▶ _Entries with figure data_:
*-*-*
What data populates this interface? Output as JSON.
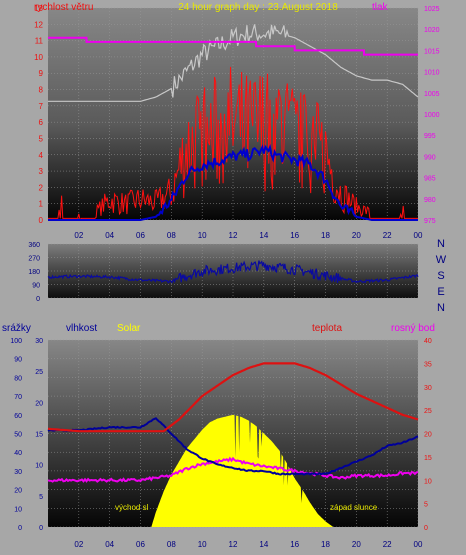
{
  "colors": {
    "background": "#a7a7a7",
    "plot_top": "#858585",
    "plot_bottom": "#060606",
    "wind_speed": "#ff1010",
    "wind_avg": "#0000cc",
    "pressure": "#ee00ee",
    "temp_bg": "#c8c8c8",
    "wind_dir": "#0a0aa0",
    "temperature": "#dd1111",
    "humidity": "#000099",
    "dewpoint": "#ee00ee",
    "solar": "#ffff00",
    "rain": "#0000cc"
  },
  "header": {
    "title": "24 hour graph day : 23.August 2018",
    "left_label": "rychlost větru",
    "right_label": "tlak"
  },
  "bottom_header": {
    "label1": "srážky",
    "label2": "vlhkost",
    "label3": "Solar",
    "label4": "teplota",
    "label5": "rosný bod"
  },
  "compass": {
    "n": "N",
    "w": "W",
    "s": "S",
    "e": "E",
    "n2": "N"
  },
  "annotations": {
    "sunrise": "východ sl",
    "sunset": "západ slunce"
  },
  "chart_data": [
    {
      "type": "line",
      "title": "24 hour graph day : 23.August 2018",
      "x_ticks": [
        "02",
        "04",
        "06",
        "08",
        "10",
        "12",
        "14",
        "16",
        "18",
        "20",
        "22",
        "00"
      ],
      "y_left_label": "rychlost větru",
      "y_left_ticks": [
        "0",
        "1",
        "2",
        "3",
        "4",
        "5",
        "6",
        "7",
        "8",
        "9",
        "10",
        "11",
        "12",
        "13"
      ],
      "y_left_range": [
        0,
        13
      ],
      "y_right_label": "tlak",
      "y_right_ticks": [
        "975",
        "980",
        "985",
        "990",
        "995",
        "1000",
        "1005",
        "1010",
        "1015",
        "1020",
        "1025"
      ],
      "y_right_range": [
        975,
        1025
      ],
      "series": [
        {
          "name": "rychlost větru",
          "axis": "left",
          "color": "#ff1010",
          "x": [
            0,
            1,
            2,
            3,
            4,
            5,
            6,
            7,
            8,
            9,
            10,
            11,
            12,
            13,
            14,
            15,
            16,
            17,
            18,
            19,
            20,
            21,
            22,
            23,
            24
          ],
          "values": [
            0.3,
            0.2,
            0.2,
            0.5,
            1.5,
            1.2,
            1.5,
            1.3,
            2,
            5.5,
            6,
            6.5,
            7,
            6.5,
            7,
            7,
            6,
            5.5,
            5,
            2,
            1,
            0.5,
            0.3,
            0.2,
            0.2
          ]
        },
        {
          "axis": "left",
          "color": "#0000cc",
          "x": [
            0,
            1,
            2,
            3,
            4,
            5,
            6,
            7,
            8,
            9,
            10,
            11,
            12,
            13,
            14,
            15,
            16,
            17,
            18,
            19,
            20,
            21,
            22,
            23,
            24
          ],
          "values": [
            0,
            0,
            0,
            0,
            0,
            0,
            0,
            0.2,
            1.2,
            2.8,
            3.4,
            3.6,
            3.9,
            4,
            4.3,
            3.9,
            3.7,
            3.4,
            2.5,
            0.8,
            0.2,
            0,
            0,
            0,
            0
          ]
        },
        {
          "name": "tlak",
          "axis": "right",
          "color": "#ee00ee",
          "x": [
            0,
            2.5,
            2.5,
            13.5,
            13.5,
            16,
            16,
            20.5,
            20.5,
            24
          ],
          "values": [
            1018,
            1018,
            1017,
            1017,
            1016,
            1016,
            1015,
            1015,
            1014,
            1014
          ]
        },
        {
          "axis": "right",
          "color": "#c8c8c8",
          "x": [
            0,
            0.5,
            4,
            6,
            7,
            8,
            9,
            10,
            11,
            12,
            13,
            14,
            15,
            16,
            17,
            18,
            19,
            20,
            21,
            22,
            23,
            24
          ],
          "values": [
            1003,
            1003,
            1003,
            1003,
            1004,
            1006,
            1010,
            1014,
            1016,
            1018,
            1019,
            1019,
            1019,
            1018,
            1016,
            1014,
            1011,
            1009,
            1008,
            1008,
            1007,
            1004
          ]
        }
      ]
    },
    {
      "type": "line",
      "y_ticks": [
        "0",
        "90",
        "180",
        "270",
        "360"
      ],
      "y_range": [
        0,
        360
      ],
      "series": [
        {
          "color": "#0a0aa0",
          "x": [
            0,
            2,
            4,
            6,
            8,
            9,
            10,
            12,
            14,
            16,
            18,
            20,
            22,
            24
          ],
          "values": [
            140,
            145,
            140,
            120,
            110,
            150,
            180,
            200,
            220,
            190,
            150,
            110,
            120,
            150
          ]
        }
      ]
    },
    {
      "type": "area",
      "x_ticks": [
        "02",
        "04",
        "06",
        "08",
        "10",
        "12",
        "14",
        "16",
        "18",
        "20",
        "22",
        "00"
      ],
      "axes": {
        "srážky": {
          "ticks": [
            "0",
            "10",
            "20",
            "30",
            "40",
            "50",
            "60",
            "70",
            "80",
            "90",
            "100"
          ],
          "range": [
            0,
            100
          ]
        },
        "vlhkost": {
          "ticks": [
            "0",
            "5",
            "10",
            "15",
            "20",
            "25",
            "30"
          ],
          "range": [
            0,
            30
          ]
        },
        "teplota": {
          "ticks": [
            "0",
            "5",
            "10",
            "15",
            "20",
            "25",
            "30",
            "35",
            "40"
          ],
          "range": [
            0,
            40
          ]
        }
      },
      "series": [
        {
          "name": "teplota",
          "axis": "teplota",
          "color": "#dd1111",
          "x": [
            0,
            2,
            4,
            6,
            7.5,
            8.5,
            10,
            12,
            13,
            14,
            15,
            16,
            17,
            18,
            19,
            20,
            21,
            22,
            23,
            24
          ],
          "values": [
            21,
            20.5,
            20.5,
            20.5,
            20.5,
            23,
            28,
            32.5,
            34,
            35,
            35,
            35,
            34,
            32.5,
            30.5,
            28.5,
            27,
            25.5,
            24,
            23
          ]
        },
        {
          "name": "vlhkost",
          "axis": "vlhkost",
          "color": "#000099",
          "x": [
            0,
            2,
            4,
            6,
            7,
            8,
            9,
            10,
            11,
            12,
            13,
            14,
            15,
            16,
            17,
            18,
            19,
            20,
            21,
            22,
            23,
            24
          ],
          "values": [
            15.5,
            15.5,
            16,
            16,
            17.5,
            15,
            12.5,
            11,
            10,
            9.5,
            9,
            9,
            8.5,
            8.5,
            8.5,
            8.5,
            9.5,
            10.5,
            11.5,
            13,
            13.5,
            14.5
          ]
        },
        {
          "name": "rosný bod",
          "axis": "teplota",
          "color": "#ee00ee",
          "x": [
            0,
            2,
            4,
            6,
            7,
            8,
            9,
            10,
            11,
            12,
            13,
            14,
            15,
            16,
            17,
            18,
            19,
            20,
            21,
            22,
            23,
            24
          ],
          "values": [
            10,
            10,
            10,
            10,
            10.5,
            11,
            12.5,
            13.5,
            14,
            14.5,
            13.5,
            13,
            12.5,
            12,
            11.5,
            11,
            10.5,
            11,
            11,
            11,
            11.5,
            11.5
          ]
        },
        {
          "name": "Solar",
          "axis": "srážky",
          "color": "#ffff00",
          "x": [
            6.7,
            7,
            7.5,
            8,
            8.5,
            9,
            9.5,
            10,
            10.5,
            11,
            11.5,
            12,
            12.5,
            13,
            13.5,
            14,
            14.5,
            15,
            15.5,
            16,
            16.5,
            17,
            17.5,
            18,
            18.5
          ],
          "values": [
            0,
            8,
            19,
            28,
            35,
            42,
            47,
            52,
            56,
            58,
            59,
            60,
            59,
            57,
            54,
            50,
            46,
            41,
            34,
            26,
            20,
            13,
            7,
            3,
            0
          ]
        }
      ]
    }
  ]
}
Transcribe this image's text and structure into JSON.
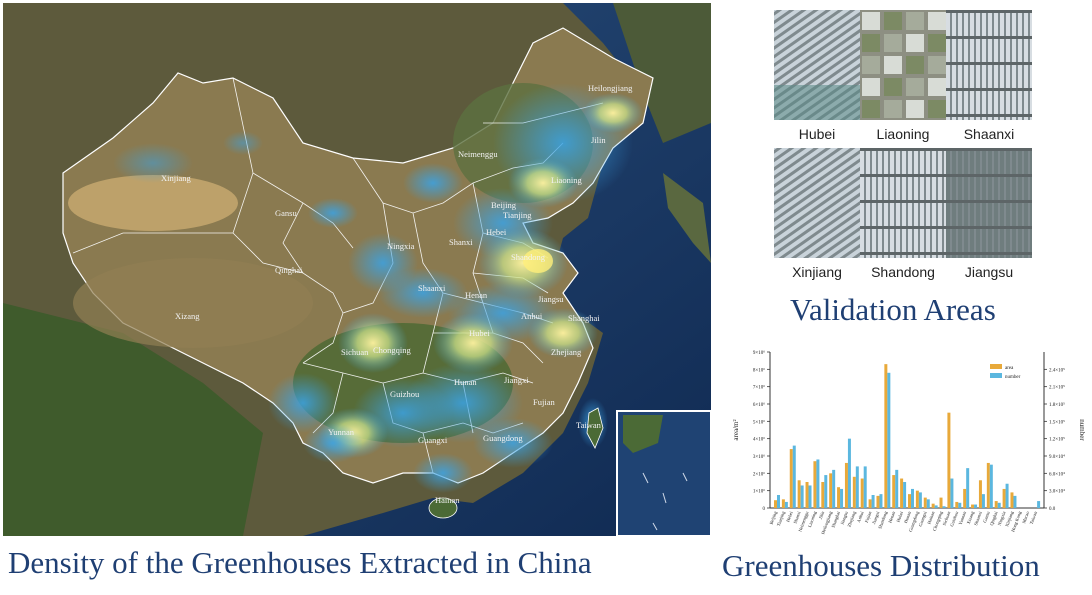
{
  "map": {
    "provinces": [
      "Heilongjiang",
      "Jilin",
      "Neimenggu",
      "Liaoning",
      "Xinjiang",
      "Gansu",
      "Beijing",
      "Tianjing",
      "Hebei",
      "Ningxia",
      "Shanxi",
      "Qinghai",
      "Shandong",
      "Shaanxi",
      "Henan",
      "Jiangsu",
      "Xizang",
      "Anhui",
      "Shanghai",
      "Hubei",
      "Sichuan",
      "Chongqing",
      "Zhejiang",
      "Hunan",
      "Jiangxi",
      "Guizhou",
      "Fujian",
      "Taiwan",
      "Yunnan",
      "Guangxi",
      "Guangdong",
      "Hainan"
    ]
  },
  "thumbnails": [
    {
      "label": "Hubei",
      "pattern": "diagonal"
    },
    {
      "label": "Liaoning",
      "pattern": "fields"
    },
    {
      "label": "Shaanxi",
      "pattern": "rows"
    },
    {
      "label": "Xinjiang",
      "pattern": "diagonal"
    },
    {
      "label": "Shandong",
      "pattern": "rows"
    },
    {
      "label": "Jiangsu",
      "pattern": "rows"
    }
  ],
  "captions": {
    "density": "Density of the Greenhouses Extracted in China",
    "validation": "Validation Areas",
    "distribution": "Greenhouses Distribution"
  },
  "chart_data": {
    "type": "bar",
    "categories": [
      "Beijing",
      "Tianjing",
      "Hebei",
      "Shanxi",
      "Neimenggu",
      "Liaoning",
      "Jilin",
      "Heilongjiang",
      "Shanghai",
      "Jiangsu",
      "Zhejiang",
      "Anhui",
      "Fujian",
      "Jiangxi",
      "Shandong",
      "Henan",
      "Hubei",
      "Hunan",
      "Guangdong",
      "Guangxi",
      "Hainan",
      "Chongqing",
      "Sichuan",
      "Guizhou",
      "Yunnan",
      "Xizang",
      "Shaanxi",
      "Gansu",
      "Qinghai",
      "Ningxia",
      "Xinjiang",
      "Hong Kong",
      "Macao",
      "Taiwan"
    ],
    "series": [
      {
        "name": "area",
        "color": "#e8a93a",
        "values": [
          0.45,
          0.5,
          3.4,
          1.6,
          1.5,
          2.7,
          1.5,
          2.0,
          1.2,
          2.6,
          1.8,
          1.7,
          0.5,
          0.7,
          8.3,
          1.9,
          1.7,
          0.8,
          1.0,
          0.6,
          0.25,
          0.6,
          5.5,
          0.35,
          1.1,
          0.2,
          1.6,
          2.6,
          0.4,
          1.1,
          0.9,
          0.0,
          0.0,
          0.0
        ]
      },
      {
        "name": "number",
        "color": "#5bb7df",
        "values": [
          0.75,
          0.35,
          3.6,
          1.3,
          1.3,
          2.8,
          1.9,
          2.2,
          1.1,
          4.0,
          2.4,
          2.4,
          0.75,
          0.8,
          7.8,
          2.2,
          1.5,
          1.1,
          0.9,
          0.5,
          0.15,
          0.1,
          1.7,
          0.3,
          2.3,
          0.2,
          0.8,
          2.5,
          0.3,
          1.4,
          0.7,
          0.0,
          0.0,
          0.4
        ]
      }
    ],
    "ylim": [
      0,
      9
    ],
    "y_ticks_left": [
      "0",
      "1×10⁶",
      "2×10⁶",
      "3×10⁶",
      "4×10⁶",
      "5×10⁶",
      "6×10⁶",
      "7×10⁶",
      "8×10⁶",
      "9×10⁶"
    ],
    "y_ticks_right": [
      "0.0",
      "3.0×10⁴",
      "6.0×10⁴",
      "9.0×10⁴",
      "1.2×10⁵",
      "1.5×10⁵",
      "1.8×10⁵",
      "2.1×10⁵",
      "2.4×10⁵"
    ],
    "ylabel_left": "area/m²",
    "ylabel_right": "number",
    "legend_position": "top-right",
    "legend_labels": [
      "area",
      "number"
    ]
  }
}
*-*-*
▶ _The exercise_: From the entries above, copy every line containing the word "this".

▶ _Right answer_:
What data populates this interface? Output as JSON.
Transcribe this image's text and structure into JSON.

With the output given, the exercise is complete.